[Goal of the exercise] Quote every line below exactly as it reads.

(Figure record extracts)
.....
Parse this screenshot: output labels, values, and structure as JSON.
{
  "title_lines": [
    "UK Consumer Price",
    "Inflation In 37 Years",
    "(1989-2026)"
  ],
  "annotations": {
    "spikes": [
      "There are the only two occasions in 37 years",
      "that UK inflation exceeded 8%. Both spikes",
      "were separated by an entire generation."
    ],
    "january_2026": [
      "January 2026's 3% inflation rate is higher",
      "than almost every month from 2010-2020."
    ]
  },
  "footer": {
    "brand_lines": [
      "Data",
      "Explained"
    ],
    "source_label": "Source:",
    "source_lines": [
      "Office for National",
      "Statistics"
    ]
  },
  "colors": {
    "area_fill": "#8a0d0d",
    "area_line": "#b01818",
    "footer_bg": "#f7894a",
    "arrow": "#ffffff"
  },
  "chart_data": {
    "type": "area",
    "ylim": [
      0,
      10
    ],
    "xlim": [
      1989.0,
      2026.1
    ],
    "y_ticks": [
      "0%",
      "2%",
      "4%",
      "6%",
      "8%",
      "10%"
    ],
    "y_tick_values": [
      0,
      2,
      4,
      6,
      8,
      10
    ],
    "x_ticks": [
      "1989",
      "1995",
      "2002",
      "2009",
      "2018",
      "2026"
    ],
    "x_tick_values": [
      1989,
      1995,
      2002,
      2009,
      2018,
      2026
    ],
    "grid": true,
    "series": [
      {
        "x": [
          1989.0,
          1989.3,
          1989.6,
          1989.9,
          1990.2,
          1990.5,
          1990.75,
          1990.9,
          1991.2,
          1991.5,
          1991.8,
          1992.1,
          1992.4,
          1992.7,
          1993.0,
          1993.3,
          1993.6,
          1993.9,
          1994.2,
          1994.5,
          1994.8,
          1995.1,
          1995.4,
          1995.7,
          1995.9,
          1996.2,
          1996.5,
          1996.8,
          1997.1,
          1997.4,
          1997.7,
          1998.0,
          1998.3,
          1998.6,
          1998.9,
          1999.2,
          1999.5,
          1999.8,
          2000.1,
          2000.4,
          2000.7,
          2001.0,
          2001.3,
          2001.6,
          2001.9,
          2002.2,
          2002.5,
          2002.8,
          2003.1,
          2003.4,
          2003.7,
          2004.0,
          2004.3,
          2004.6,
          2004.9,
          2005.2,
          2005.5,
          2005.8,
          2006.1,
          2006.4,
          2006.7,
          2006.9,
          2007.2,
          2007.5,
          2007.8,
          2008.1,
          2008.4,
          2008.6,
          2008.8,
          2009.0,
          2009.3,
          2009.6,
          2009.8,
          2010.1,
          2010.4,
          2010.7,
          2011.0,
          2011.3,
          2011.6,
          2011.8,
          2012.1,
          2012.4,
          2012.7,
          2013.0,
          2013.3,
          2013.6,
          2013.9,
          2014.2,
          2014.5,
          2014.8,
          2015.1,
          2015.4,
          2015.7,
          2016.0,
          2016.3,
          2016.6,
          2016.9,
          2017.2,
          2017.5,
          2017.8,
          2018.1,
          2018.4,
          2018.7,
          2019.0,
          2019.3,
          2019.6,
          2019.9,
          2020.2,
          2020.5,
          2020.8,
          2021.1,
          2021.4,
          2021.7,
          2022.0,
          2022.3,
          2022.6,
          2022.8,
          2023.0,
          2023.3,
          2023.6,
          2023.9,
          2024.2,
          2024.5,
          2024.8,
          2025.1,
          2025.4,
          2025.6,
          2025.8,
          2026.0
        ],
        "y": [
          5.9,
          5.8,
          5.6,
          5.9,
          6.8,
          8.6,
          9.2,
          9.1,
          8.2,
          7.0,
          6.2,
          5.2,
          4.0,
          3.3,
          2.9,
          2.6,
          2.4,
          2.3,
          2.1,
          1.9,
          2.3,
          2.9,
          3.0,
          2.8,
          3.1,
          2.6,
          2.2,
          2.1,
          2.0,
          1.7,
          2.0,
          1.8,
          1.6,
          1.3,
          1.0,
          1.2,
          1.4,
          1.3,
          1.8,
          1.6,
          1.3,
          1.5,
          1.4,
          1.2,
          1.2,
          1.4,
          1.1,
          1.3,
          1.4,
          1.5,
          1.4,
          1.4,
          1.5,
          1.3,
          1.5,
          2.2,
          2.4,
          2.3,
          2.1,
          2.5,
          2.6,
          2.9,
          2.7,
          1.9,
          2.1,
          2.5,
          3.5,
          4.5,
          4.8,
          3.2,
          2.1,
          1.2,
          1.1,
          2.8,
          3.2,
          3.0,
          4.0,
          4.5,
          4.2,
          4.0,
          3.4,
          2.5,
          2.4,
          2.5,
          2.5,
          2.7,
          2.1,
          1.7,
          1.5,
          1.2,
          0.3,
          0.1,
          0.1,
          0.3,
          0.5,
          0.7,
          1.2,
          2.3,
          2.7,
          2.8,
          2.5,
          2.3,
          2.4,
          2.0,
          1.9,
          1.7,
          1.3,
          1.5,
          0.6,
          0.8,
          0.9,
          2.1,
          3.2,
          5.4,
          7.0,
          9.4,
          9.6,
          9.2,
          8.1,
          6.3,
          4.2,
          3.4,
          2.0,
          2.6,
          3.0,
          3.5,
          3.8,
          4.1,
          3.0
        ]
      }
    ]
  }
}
.....
[Expected answer]
Parse this screenshot: output labels, values, and structure as JSON.
{
  "title_lines": [
    "UK Consumer Price",
    "Inflation In 37 Years",
    "(1989-2026)"
  ],
  "annotations": {
    "spikes": [
      "There are the only two occasions in 37 years",
      "that UK inflation exceeded 8%. Both spikes",
      "were separated by an entire generation."
    ],
    "january_2026": [
      "January 2026's 3% inflation rate is higher",
      "than almost every month from 2010-2020."
    ]
  },
  "footer": {
    "brand_lines": [
      "Data",
      "Explained"
    ],
    "source_label": "Source:",
    "source_lines": [
      "Office for National",
      "Statistics"
    ]
  },
  "colors": {
    "area_fill": "#8a0d0d",
    "area_line": "#b01818",
    "footer_bg": "#f7894a",
    "arrow": "#ffffff"
  },
  "chart_data": {
    "type": "area",
    "ylim": [
      0,
      10
    ],
    "xlim": [
      1989.0,
      2026.1
    ],
    "y_ticks": [
      "0%",
      "2%",
      "4%",
      "6%",
      "8%",
      "10%"
    ],
    "y_tick_values": [
      0,
      2,
      4,
      6,
      8,
      10
    ],
    "x_ticks": [
      "1989",
      "1995",
      "2002",
      "2009",
      "2018",
      "2026"
    ],
    "x_tick_values": [
      1989,
      1995,
      2002,
      2009,
      2018,
      2026
    ],
    "grid": true,
    "series": [
      {
        "x": [
          1989.0,
          1989.3,
          1989.6,
          1989.9,
          1990.2,
          1990.5,
          1990.75,
          1990.9,
          1991.2,
          1991.5,
          1991.8,
          1992.1,
          1992.4,
          1992.7,
          1993.0,
          1993.3,
          1993.6,
          1993.9,
          1994.2,
          1994.5,
          1994.8,
          1995.1,
          1995.4,
          1995.7,
          1995.9,
          1996.2,
          1996.5,
          1996.8,
          1997.1,
          1997.4,
          1997.7,
          1998.0,
          1998.3,
          1998.6,
          1998.9,
          1999.2,
          1999.5,
          1999.8,
          2000.1,
          2000.4,
          2000.7,
          2001.0,
          2001.3,
          2001.6,
          2001.9,
          2002.2,
          2002.5,
          2002.8,
          2003.1,
          2003.4,
          2003.7,
          2004.0,
          2004.3,
          2004.6,
          2004.9,
          2005.2,
          2005.5,
          2005.8,
          2006.1,
          2006.4,
          2006.7,
          2006.9,
          2007.2,
          2007.5,
          2007.8,
          2008.1,
          2008.4,
          2008.6,
          2008.8,
          2009.0,
          2009.3,
          2009.6,
          2009.8,
          2010.1,
          2010.4,
          2010.7,
          2011.0,
          2011.3,
          2011.6,
          2011.8,
          2012.1,
          2012.4,
          2012.7,
          2013.0,
          2013.3,
          2013.6,
          2013.9,
          2014.2,
          2014.5,
          2014.8,
          2015.1,
          2015.4,
          2015.7,
          2016.0,
          2016.3,
          2016.6,
          2016.9,
          2017.2,
          2017.5,
          2017.8,
          2018.1,
          2018.4,
          2018.7,
          2019.0,
          2019.3,
          2019.6,
          2019.9,
          2020.2,
          2020.5,
          2020.8,
          2021.1,
          2021.4,
          2021.7,
          2022.0,
          2022.3,
          2022.6,
          2022.8,
          2023.0,
          2023.3,
          2023.6,
          2023.9,
          2024.2,
          2024.5,
          2024.8,
          2025.1,
          2025.4,
          2025.6,
          2025.8,
          2026.0
        ],
        "y": [
          5.9,
          5.8,
          5.6,
          5.9,
          6.8,
          8.6,
          9.2,
          9.1,
          8.2,
          7.0,
          6.2,
          5.2,
          4.0,
          3.3,
          2.9,
          2.6,
          2.4,
          2.3,
          2.1,
          1.9,
          2.3,
          2.9,
          3.0,
          2.8,
          3.1,
          2.6,
          2.2,
          2.1,
          2.0,
          1.7,
          2.0,
          1.8,
          1.6,
          1.3,
          1.0,
          1.2,
          1.4,
          1.3,
          1.8,
          1.6,
          1.3,
          1.5,
          1.4,
          1.2,
          1.2,
          1.4,
          1.1,
          1.3,
          1.4,
          1.5,
          1.4,
          1.4,
          1.5,
          1.3,
          1.5,
          2.2,
          2.4,
          2.3,
          2.1,
          2.5,
          2.6,
          2.9,
          2.7,
          1.9,
          2.1,
          2.5,
          3.5,
          4.5,
          4.8,
          3.2,
          2.1,
          1.2,
          1.1,
          2.8,
          3.2,
          3.0,
          4.0,
          4.5,
          4.2,
          4.0,
          3.4,
          2.5,
          2.4,
          2.5,
          2.5,
          2.7,
          2.1,
          1.7,
          1.5,
          1.2,
          0.3,
          0.1,
          0.1,
          0.3,
          0.5,
          0.7,
          1.2,
          2.3,
          2.7,
          2.8,
          2.5,
          2.3,
          2.4,
          2.0,
          1.9,
          1.7,
          1.3,
          1.5,
          0.6,
          0.8,
          0.9,
          2.1,
          3.2,
          5.4,
          7.0,
          9.4,
          9.6,
          9.2,
          8.1,
          6.3,
          4.2,
          3.4,
          2.0,
          2.6,
          3.0,
          3.5,
          3.8,
          4.1,
          3.0
        ]
      }
    ]
  }
}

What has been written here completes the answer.